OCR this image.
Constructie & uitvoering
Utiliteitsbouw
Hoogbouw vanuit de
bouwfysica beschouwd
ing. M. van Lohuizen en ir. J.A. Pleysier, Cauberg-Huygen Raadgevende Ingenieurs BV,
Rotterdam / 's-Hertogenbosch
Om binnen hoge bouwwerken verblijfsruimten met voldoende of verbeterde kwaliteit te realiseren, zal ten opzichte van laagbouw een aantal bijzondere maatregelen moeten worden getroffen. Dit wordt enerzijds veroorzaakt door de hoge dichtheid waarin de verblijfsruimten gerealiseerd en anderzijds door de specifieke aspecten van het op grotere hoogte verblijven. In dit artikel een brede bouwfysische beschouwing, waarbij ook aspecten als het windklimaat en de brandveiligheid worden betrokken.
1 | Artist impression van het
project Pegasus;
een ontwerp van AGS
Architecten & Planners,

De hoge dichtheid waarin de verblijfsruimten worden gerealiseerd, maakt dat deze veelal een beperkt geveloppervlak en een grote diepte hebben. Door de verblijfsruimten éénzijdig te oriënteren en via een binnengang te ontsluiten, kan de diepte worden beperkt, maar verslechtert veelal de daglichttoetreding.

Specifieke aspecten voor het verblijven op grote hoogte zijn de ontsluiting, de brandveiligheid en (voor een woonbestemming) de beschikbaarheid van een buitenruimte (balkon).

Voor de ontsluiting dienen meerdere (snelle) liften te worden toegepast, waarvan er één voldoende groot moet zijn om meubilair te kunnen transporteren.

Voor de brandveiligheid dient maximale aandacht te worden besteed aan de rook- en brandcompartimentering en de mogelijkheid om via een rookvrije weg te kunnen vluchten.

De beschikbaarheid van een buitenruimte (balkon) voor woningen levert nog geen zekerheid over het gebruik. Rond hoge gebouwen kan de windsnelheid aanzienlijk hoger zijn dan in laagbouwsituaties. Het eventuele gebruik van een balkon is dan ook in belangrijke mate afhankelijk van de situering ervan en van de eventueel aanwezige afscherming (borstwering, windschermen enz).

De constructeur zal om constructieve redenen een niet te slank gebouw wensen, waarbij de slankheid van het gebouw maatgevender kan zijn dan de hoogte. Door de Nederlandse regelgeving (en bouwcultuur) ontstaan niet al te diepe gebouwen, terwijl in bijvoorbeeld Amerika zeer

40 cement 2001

WRITTEN REQUEST :: Write out each line of the data that holds the string "buitenruimte".

REPLY ::
Specifieke aspecten voor het verblijven op grote hoogte zijn de ontsluiting, de brandveiligheid en (voor een woonbestemming) de beschikbaarheid van een buitenruimte (balkon).
De beschikbaarheid van een buitenruimte (balkon) voor woningen levert nog geen zekerheid over het gebruik. Rond hoge gebouwen kan de windsnelheid aanzienlijk hoger zijn dan in laagbouwsituaties. Het eventuele gebruik van een balkon is dan ook in belangrijke mate afhankelijk van de situering ervan en van de eventueel aanwezige afscherming (borstwering, windschermen enz).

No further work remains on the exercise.